EXERCISE DETAILS: Pick out every line in the data below that contains the string "home" and copy each of those lines.

::: SUPPLIED MATERIAL

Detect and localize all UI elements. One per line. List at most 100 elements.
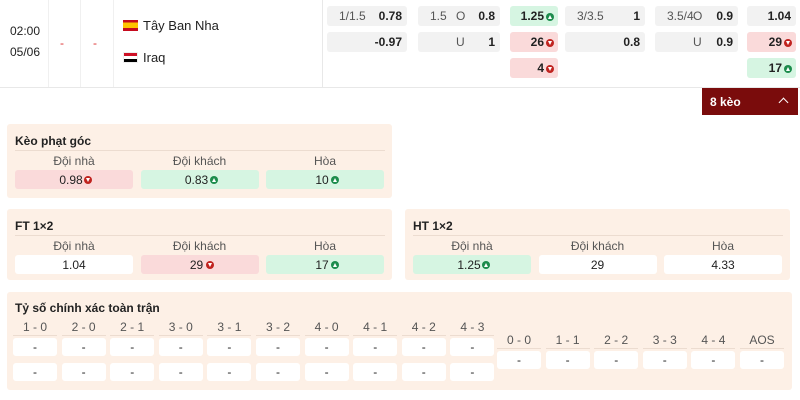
- score-cell[interactable]: [740, 351, 784, 369]
- score-cell[interactable]: [256, 338, 300, 356]
- score-cell[interactable]: [256, 363, 300, 381]
- score-rule: [450, 335, 495, 336]
- score-cell[interactable]: [594, 351, 639, 369]
- away-score: -: [93, 36, 97, 50]
- market-odds-cell[interactable]: [140, 255, 259, 274]
- odds-line: 1/1.5: [339, 9, 366, 23]
- score-value: -: [373, 340, 378, 354]
- odds-cell[interactable]: [655, 6, 738, 26]
- score-cell[interactable]: [353, 338, 398, 356]
- market-odds-cell[interactable]: [538, 255, 657, 274]
- score-value: -: [711, 353, 716, 367]
- more-button[interactable]: [702, 88, 798, 115]
- odds-cell[interactable]: [418, 32, 500, 52]
- score-cell[interactable]: [401, 338, 446, 356]
- odds-cell[interactable]: [327, 32, 407, 52]
- score-cell[interactable]: [353, 363, 398, 381]
- trend-icon: [205, 261, 214, 269]
- odds-side: O: [456, 9, 466, 23]
- col-divider: [113, 0, 114, 87]
- odds-value: 4: [537, 61, 544, 75]
- score-rule: [158, 335, 203, 336]
- score-value: -: [324, 340, 329, 354]
- score-cell[interactable]: [642, 351, 687, 369]
- score-cell[interactable]: [61, 363, 106, 381]
- score-cell[interactable]: [13, 338, 57, 356]
- score-cell[interactable]: [61, 338, 106, 356]
- more-button-label: 8 kèo: [710, 95, 741, 109]
- odds-value: 29: [768, 35, 782, 49]
- score-rule: [304, 335, 349, 336]
- odds-cell[interactable]: [565, 6, 645, 26]
- score-cell[interactable]: [497, 351, 541, 369]
- score-rule: [401, 335, 446, 336]
- score-header: 3 - 0: [168, 320, 193, 334]
- odds-cell[interactable]: [327, 6, 407, 26]
- score-cell[interactable]: [158, 363, 203, 381]
- odds-cell[interactable]: [655, 32, 738, 52]
- score-rule: [61, 335, 106, 336]
- odds-value: -0.97: [374, 35, 402, 49]
- market-odds-cell[interactable]: [266, 170, 384, 189]
- market-odds-cell[interactable]: [15, 255, 133, 274]
- title-rule: [15, 235, 385, 236]
- home-score: -: [60, 36, 64, 50]
- market-odds-cell[interactable]: [15, 170, 133, 189]
- score-cell[interactable]: [450, 363, 495, 381]
- market-header: Đội nhà: [451, 239, 493, 253]
- score-value: -: [614, 353, 619, 367]
- trend-icon: [84, 176, 92, 184]
- score-value: -: [662, 353, 667, 367]
- score-value: -: [517, 353, 521, 367]
- odds-cell[interactable]: [510, 32, 558, 52]
- odds-cell[interactable]: [510, 6, 558, 26]
- score-cell[interactable]: [304, 338, 349, 356]
- score-cell[interactable]: [207, 338, 252, 356]
- market-odds-cell[interactable]: [140, 170, 259, 189]
- market-odds-value: 1.04: [62, 258, 86, 272]
- odds-value: 1: [488, 35, 495, 49]
- flag-spain: [123, 20, 138, 31]
- score-cell[interactable]: [691, 351, 736, 369]
- score-value: -: [227, 365, 232, 379]
- market-odds-value: 1.25: [457, 258, 481, 272]
- odds-cell[interactable]: [747, 32, 796, 52]
- score-value: -: [130, 365, 135, 379]
- odds-cell[interactable]: [747, 58, 796, 78]
- score-cell[interactable]: [401, 363, 446, 381]
- odds-line: 3.5/4: [667, 9, 694, 23]
- odds-value: 0.8: [623, 35, 640, 49]
- score-cell[interactable]: [13, 363, 57, 381]
- odds-value: 26: [530, 35, 544, 49]
- market-odds-cell[interactable]: [266, 255, 384, 274]
- score-rule: [13, 335, 57, 336]
- score-cell[interactable]: [545, 351, 590, 369]
- score-cell[interactable]: [110, 363, 155, 381]
- score-value: -: [760, 353, 764, 367]
- market-header: Đội nhà: [53, 239, 95, 253]
- odds-cell[interactable]: [510, 58, 558, 78]
- score-header: 4 - 4: [701, 333, 726, 347]
- odds-side: U: [456, 35, 465, 49]
- score-cell[interactable]: [450, 338, 495, 356]
- score-rule: [353, 335, 398, 336]
- score-cell[interactable]: [207, 363, 252, 381]
- odds-cell[interactable]: [565, 32, 645, 52]
- score-value: -: [81, 365, 86, 379]
- market-header: Hòa: [313, 154, 336, 168]
- odds-line: 3/3.5: [577, 9, 604, 23]
- score-cell[interactable]: [110, 338, 155, 356]
- market-odds-cell[interactable]: [664, 255, 782, 274]
- score-cell[interactable]: [158, 338, 203, 356]
- odds-value: 0.9: [716, 35, 733, 49]
- score-cell[interactable]: [304, 363, 349, 381]
- market-odds-cell[interactable]: [413, 255, 531, 274]
- score-rule: [256, 335, 300, 336]
- market-header: Đội khách: [172, 154, 227, 168]
- trend-icon: [331, 176, 339, 184]
- score-rule: [594, 348, 639, 349]
- home-team: Tây Ban Nha: [143, 18, 219, 33]
- odds-cell[interactable]: [418, 6, 500, 26]
- odds-cell[interactable]: [747, 6, 796, 26]
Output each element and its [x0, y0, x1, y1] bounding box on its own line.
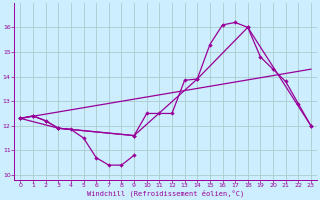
X-axis label: Windchill (Refroidissement éolien,°C): Windchill (Refroidissement éolien,°C): [87, 190, 244, 197]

::::::

OUTPUT:
- home-score: -: [60, 36, 64, 50]
- home-team: Tây Ban Nha: [143, 18, 219, 33]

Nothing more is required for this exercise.